Instruction:
All of the data needs to be repeated exactly.

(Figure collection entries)
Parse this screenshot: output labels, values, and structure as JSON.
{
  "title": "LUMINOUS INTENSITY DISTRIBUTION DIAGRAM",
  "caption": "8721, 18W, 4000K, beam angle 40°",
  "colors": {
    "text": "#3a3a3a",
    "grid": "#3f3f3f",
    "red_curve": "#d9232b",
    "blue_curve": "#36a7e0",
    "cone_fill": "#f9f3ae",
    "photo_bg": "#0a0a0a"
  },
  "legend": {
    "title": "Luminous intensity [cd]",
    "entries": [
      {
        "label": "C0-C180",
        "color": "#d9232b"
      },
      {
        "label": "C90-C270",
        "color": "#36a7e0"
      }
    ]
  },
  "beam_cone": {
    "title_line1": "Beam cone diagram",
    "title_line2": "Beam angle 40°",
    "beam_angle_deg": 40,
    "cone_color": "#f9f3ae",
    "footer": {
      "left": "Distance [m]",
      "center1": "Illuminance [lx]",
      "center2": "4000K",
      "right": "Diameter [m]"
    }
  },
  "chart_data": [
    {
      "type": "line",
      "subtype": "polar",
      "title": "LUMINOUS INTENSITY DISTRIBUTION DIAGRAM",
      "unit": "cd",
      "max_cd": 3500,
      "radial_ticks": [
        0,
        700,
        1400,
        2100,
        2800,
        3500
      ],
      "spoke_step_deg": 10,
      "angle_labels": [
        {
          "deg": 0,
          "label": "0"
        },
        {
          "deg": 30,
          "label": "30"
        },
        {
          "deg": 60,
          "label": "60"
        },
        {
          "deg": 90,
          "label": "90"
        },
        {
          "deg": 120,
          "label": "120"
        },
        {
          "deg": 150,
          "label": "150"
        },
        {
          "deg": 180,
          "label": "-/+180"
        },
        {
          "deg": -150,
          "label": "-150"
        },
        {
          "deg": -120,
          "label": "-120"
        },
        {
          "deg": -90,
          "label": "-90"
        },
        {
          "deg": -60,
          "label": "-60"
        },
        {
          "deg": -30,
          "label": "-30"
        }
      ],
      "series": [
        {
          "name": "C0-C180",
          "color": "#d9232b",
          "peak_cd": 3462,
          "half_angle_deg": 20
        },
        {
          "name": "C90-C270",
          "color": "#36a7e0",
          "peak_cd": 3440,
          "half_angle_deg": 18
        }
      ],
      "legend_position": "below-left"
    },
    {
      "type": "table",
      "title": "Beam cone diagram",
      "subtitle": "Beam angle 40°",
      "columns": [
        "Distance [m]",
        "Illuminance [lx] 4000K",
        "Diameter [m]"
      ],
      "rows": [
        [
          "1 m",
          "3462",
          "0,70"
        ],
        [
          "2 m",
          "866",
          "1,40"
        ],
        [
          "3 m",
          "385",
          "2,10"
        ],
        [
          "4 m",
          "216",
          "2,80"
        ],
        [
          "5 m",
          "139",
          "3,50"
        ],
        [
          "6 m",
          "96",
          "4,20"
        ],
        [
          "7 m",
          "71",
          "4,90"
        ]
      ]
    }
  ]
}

In response:
Parse this screenshot: output labels, values, and structure as JSON.
{
  "title": "LUMINOUS INTENSITY DISTRIBUTION DIAGRAM",
  "caption": "8721, 18W, 4000K, beam angle 40°",
  "colors": {
    "text": "#3a3a3a",
    "grid": "#3f3f3f",
    "red_curve": "#d9232b",
    "blue_curve": "#36a7e0",
    "cone_fill": "#f9f3ae",
    "photo_bg": "#0a0a0a"
  },
  "legend": {
    "title": "Luminous intensity [cd]",
    "entries": [
      {
        "label": "C0-C180",
        "color": "#d9232b"
      },
      {
        "label": "C90-C270",
        "color": "#36a7e0"
      }
    ]
  },
  "beam_cone": {
    "title_line1": "Beam cone diagram",
    "title_line2": "Beam angle 40°",
    "beam_angle_deg": 40,
    "cone_color": "#f9f3ae",
    "footer": {
      "left": "Distance [m]",
      "center1": "Illuminance [lx]",
      "center2": "4000K",
      "right": "Diameter [m]"
    }
  },
  "chart_data": [
    {
      "type": "line",
      "subtype": "polar",
      "title": "LUMINOUS INTENSITY DISTRIBUTION DIAGRAM",
      "unit": "cd",
      "max_cd": 3500,
      "radial_ticks": [
        0,
        700,
        1400,
        2100,
        2800,
        3500
      ],
      "spoke_step_deg": 10,
      "angle_labels": [
        {
          "deg": 0,
          "label": "0"
        },
        {
          "deg": 30,
          "label": "30"
        },
        {
          "deg": 60,
          "label": "60"
        },
        {
          "deg": 90,
          "label": "90"
        },
        {
          "deg": 120,
          "label": "120"
        },
        {
          "deg": 150,
          "label": "150"
        },
        {
          "deg": 180,
          "label": "-/+180"
        },
        {
          "deg": -150,
          "label": "-150"
        },
        {
          "deg": -120,
          "label": "-120"
        },
        {
          "deg": -90,
          "label": "-90"
        },
        {
          "deg": -60,
          "label": "-60"
        },
        {
          "deg": -30,
          "label": "-30"
        }
      ],
      "series": [
        {
          "name": "C0-C180",
          "color": "#d9232b",
          "peak_cd": 3462,
          "half_angle_deg": 20
        },
        {
          "name": "C90-C270",
          "color": "#36a7e0",
          "peak_cd": 3440,
          "half_angle_deg": 18
        }
      ],
      "legend_position": "below-left"
    },
    {
      "type": "table",
      "title": "Beam cone diagram",
      "subtitle": "Beam angle 40°",
      "columns": [
        "Distance [m]",
        "Illuminance [lx] 4000K",
        "Diameter [m]"
      ],
      "rows": [
        [
          "1 m",
          "3462",
          "0,70"
        ],
        [
          "2 m",
          "866",
          "1,40"
        ],
        [
          "3 m",
          "385",
          "2,10"
        ],
        [
          "4 m",
          "216",
          "2,80"
        ],
        [
          "5 m",
          "139",
          "3,50"
        ],
        [
          "6 m",
          "96",
          "4,20"
        ],
        [
          "7 m",
          "71",
          "4,90"
        ]
      ]
    }
  ]
}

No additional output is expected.